QUESTIONS:
• 1. Translate this sentence from the interview with Grant into Spanish: "Somewhere in his paternal ancestry there were men who were Dutch and Afrikaner."
• 2. Resume the interview with Grant, picking up after its last sentence.

STUDY TEXT:
Since 1986 he has been married to Joan Washington, a voice coach (jammy cow).

Yet, extraordinarily, Stuart Esterhuysen also intimated that his brother had the tastes of a “pansy” and enjoyed playing with puppets and dolls.

I broach this with some unease. “Erm, is it true you liked playing with dolls?” Grant hesitates for a moment.

“Yes, it is true.” There is a slight pause. “I have nothing to hide.”

His unbuttoned collar falls open a little and I notice something that looks suspiciously like a necklace.

“Why are you wearing something that looks suspiciously like a necklace?”

“Because it is a necklace. It’s some beads from Swaziland.”

I brace myself. “Are you gay?” Grant nearly expectorates the piece of prawn he is chewing.

“God! No one has ever accused me of that before! The answer is no. I am not gay.”

He begins to ruminate. “At any rate, my gayness hasn’t shown itself yet. I just like to have a part of my homeland on me.”

“Then why don’t you carry a map?” “Ho, ho! Very amusing,” he says sarkily.

Although Grant can sound like a caricature of an English gentleman (something he did so well in the 1999, BBC adaptation of The Scarlet Pimpernel, in which he played SirPercy Blakeney) he says he often thinks of himself as an immigrant.

Somewhere in his paternal ancestry there were men who were Dutch and Afrikaner.

He says he is English, but also Swazi. Until recently he wore two watches, one set to Greenwich Mean Time, the other to Swaziland time.

He came to Britain in 1982, after studying drama at Cape Town University but found the transition difficult.

“It was an enormous shock leaving and coming here. I had led a gilded, feudal existence.

“The expat Swazi community was a hermetically sealed bubble in a time warp.

“I came here with no friends, no support group. I felt like a nerd. Everyone thought I was a nerd.’

Like many introspective people, Grant is excruciatingly self-conscious, so much so that he has only once watched himself on the screen.

That was more than 20 years ago, when he sat through the entirety of Withnail And I, suffering more agonies at what he thought to be a “no-hoper” performance than most early Christian martyrs did in a lifetime.

Why did he, a man who hides his lack of confidence beneath a veneer of self-deprecating irony, choose the acting profession? He drums the table distractedly.

“I did consider writing, but it was too solitary for me. When I wrote my novel, By Design, I hated being locked away for five months.

“I am a gregarious person, oddly enough. I love acting because you always meet people. Meeting people tends to cheer me.”

His break came in 1986, when Daniel Day-Lewis was offered Withnail And I but turned it down.

The part of Withnail, a self-indulgent, out of work, alcoholic actor, made a star of Grant and the film has since become a cult hit.

(Document layout detection data)

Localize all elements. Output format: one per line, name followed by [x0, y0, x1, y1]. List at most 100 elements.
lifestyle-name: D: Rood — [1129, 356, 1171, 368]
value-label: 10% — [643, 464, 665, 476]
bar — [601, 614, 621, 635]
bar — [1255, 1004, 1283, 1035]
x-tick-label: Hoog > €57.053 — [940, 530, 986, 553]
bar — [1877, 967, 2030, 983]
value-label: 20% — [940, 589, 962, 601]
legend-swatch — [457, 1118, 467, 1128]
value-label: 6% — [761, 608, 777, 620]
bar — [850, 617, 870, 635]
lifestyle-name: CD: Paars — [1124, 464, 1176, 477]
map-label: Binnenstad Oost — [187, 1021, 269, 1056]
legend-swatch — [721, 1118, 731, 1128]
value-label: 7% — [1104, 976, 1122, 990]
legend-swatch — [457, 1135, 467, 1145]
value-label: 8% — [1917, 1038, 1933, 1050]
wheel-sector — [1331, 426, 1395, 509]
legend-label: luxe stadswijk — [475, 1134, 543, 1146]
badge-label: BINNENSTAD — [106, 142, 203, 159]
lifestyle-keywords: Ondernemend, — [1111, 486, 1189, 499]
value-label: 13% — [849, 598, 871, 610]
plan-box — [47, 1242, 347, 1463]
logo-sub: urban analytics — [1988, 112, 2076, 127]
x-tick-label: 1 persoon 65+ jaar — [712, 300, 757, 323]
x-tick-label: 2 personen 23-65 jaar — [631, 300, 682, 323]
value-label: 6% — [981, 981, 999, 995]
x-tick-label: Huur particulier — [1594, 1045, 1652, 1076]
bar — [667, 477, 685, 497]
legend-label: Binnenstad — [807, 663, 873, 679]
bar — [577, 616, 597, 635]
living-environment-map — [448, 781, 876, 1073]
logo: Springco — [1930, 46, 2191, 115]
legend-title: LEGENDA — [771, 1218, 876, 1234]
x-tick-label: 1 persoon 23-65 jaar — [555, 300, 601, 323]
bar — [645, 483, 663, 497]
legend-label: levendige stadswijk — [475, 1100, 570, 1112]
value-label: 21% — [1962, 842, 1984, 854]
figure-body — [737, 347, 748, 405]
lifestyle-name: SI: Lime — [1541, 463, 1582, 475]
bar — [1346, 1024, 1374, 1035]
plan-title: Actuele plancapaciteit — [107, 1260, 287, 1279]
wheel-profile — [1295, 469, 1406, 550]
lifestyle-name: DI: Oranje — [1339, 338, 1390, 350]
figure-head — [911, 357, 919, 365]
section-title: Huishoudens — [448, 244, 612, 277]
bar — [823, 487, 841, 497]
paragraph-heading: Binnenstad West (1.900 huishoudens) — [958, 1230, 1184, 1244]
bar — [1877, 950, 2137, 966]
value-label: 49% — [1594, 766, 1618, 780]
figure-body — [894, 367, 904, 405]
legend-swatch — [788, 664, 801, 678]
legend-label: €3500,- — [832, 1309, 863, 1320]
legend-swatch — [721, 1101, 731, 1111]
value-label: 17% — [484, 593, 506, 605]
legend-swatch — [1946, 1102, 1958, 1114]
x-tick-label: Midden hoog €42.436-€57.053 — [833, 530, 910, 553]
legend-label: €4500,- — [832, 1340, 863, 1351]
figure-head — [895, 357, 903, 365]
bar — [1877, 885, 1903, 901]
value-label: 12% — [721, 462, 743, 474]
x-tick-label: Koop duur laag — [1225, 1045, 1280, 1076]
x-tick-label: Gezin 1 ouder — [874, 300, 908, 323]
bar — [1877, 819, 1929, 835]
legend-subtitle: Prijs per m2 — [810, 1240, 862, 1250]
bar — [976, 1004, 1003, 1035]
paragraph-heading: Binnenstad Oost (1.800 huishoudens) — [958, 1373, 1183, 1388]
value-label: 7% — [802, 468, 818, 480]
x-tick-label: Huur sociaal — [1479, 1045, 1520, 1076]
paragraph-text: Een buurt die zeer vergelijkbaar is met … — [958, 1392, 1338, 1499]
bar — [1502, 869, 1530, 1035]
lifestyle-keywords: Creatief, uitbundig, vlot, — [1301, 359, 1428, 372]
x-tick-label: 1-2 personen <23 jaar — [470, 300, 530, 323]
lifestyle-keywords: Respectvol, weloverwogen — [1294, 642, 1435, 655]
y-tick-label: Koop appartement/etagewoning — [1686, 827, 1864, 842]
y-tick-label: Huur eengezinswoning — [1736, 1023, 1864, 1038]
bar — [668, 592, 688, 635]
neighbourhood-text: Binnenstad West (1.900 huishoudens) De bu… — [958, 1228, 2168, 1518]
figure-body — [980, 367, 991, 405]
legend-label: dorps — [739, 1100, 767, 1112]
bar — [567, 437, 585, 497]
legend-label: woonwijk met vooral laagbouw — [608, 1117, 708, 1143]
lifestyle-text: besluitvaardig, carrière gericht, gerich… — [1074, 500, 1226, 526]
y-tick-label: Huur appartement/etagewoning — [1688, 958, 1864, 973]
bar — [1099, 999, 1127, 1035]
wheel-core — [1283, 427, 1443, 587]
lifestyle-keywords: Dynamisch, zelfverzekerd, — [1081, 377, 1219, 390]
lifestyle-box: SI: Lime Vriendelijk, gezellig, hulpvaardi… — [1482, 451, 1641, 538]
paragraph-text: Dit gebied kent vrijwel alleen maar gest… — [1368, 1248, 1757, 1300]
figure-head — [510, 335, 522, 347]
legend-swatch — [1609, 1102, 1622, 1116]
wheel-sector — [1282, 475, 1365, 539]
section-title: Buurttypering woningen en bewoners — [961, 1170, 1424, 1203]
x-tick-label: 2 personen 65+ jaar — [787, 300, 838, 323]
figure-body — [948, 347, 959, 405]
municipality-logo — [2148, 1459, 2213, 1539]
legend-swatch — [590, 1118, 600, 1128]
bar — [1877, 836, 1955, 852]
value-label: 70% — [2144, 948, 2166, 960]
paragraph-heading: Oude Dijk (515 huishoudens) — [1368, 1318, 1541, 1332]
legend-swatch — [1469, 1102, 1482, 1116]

WRITTEN RESPONSES:
• 1. En algún lugar de su ascendencia paterna hubo hombres que eran neerlandeses y afrikáneres.

• 2.
“I would never have predicted any of it,” he says. (I have noticed that Grant never comes out with a straightforward boast.

He only repeats what some kind person has told him.) “It had no stars, no women and no car chases. Who knows. Do you?”

“No,” I say, “I’m afraid it never really floated my boat.”

“Oh.” Grant is discombobulated, but rallies. “I was told a lot of people seemed to find the script very funny.”

His life has been an upward curve ever since. He remains happily married to Joan and has a 17-year-old daughter, Olivia.

He has just completed Ernest Hemingway’s The Garden Of Eden with Mina Suvari, and Penelope, with Reese Witherspoon.

After our interview he is flying to Hungary to star in a celluloid version of The Nutcracker.

“Yes, I am still employed, to my satisfaction. I shall continue acting as long as they will have me.

“I am in my 51st year, so it may be time for character roles.”

He pops another prawn into his mouth.

“Is it true you are teetotal and follow a bizarre macrobiotic diet?”

“Not really,” he replies evenly.

“Actually, I eat lots of meat. I don’t like dairy – but not for health reasons.

“But it is true that I don’t drink.” Grant says he is physically allergic to alcohol.

“I don’t have an enyzme in my bloodstream that processes it. If I drink I get a rash and become ill for 24 hours.”

Even so, he drank a bottle of vodka during the final rehearsals for Withnail.

“It wasn’t my fault,” he insists. “The director made me. He said I had to know how it felt to be paralytically drunk.

“I passed out for a day. It was terrifying. But I was more scared that the part might be taken away from me.”

Grant’s attraction to cerebral and slightly mannered roles – the scriptwriter in The Player, the young psychiatrist in Bram Stoker’s Dracula, and Sir Percy Blakeney, who spent much of his time saying “Odds fish,” has typecast him somewhat, perhaps to the detriment of his international career.

In Hollywood he must have been a fish out of water. I mean, you won’t catch Brad Pitt or George Clooney saying “Odds fish”, will you? Grant sees the truth of this.

“No, I have never heard them say ‘Odds fish’. I lived in Hollywood for two years in the Nineties.

“But in the end who you are and what your culture is determines your life. If I had tried to become an ‘American’ it wouldn’t have worked.

“No one could ever have been fooled into thinking I was an American, and Englishmen who sound English are relegated to bad guy roles.”

I tell him it is a great pity that he wasn’t alive in the Thirties and Forties, a golden period when English actors in Hollywood, such as the crystal-voiced Ronald Colman and the soulful Leslie Howard, who also played Sir Percy Blakeney and to whom Grant bears more than a passing resemblance, were routinely cast as dashing heroes.

“In those days, you probably would have been a huge star,” I tell him encouragingly.

This does not go down like the proverbial bacon and eggs, for he says with some asperity: “So I have missed my prime date, then? I was born too late? You’re calling me a failure, are you?”

Then he laughs all of a sudden and asks if I have ever been to Hungary.

When I inform him that I am half-Hungarian, he insists I give him a list of places to eat in Budapest.

I recommend a restaurant, the attractions of which include the best gipsy violinist in Europe, who happens to be a friend of mine.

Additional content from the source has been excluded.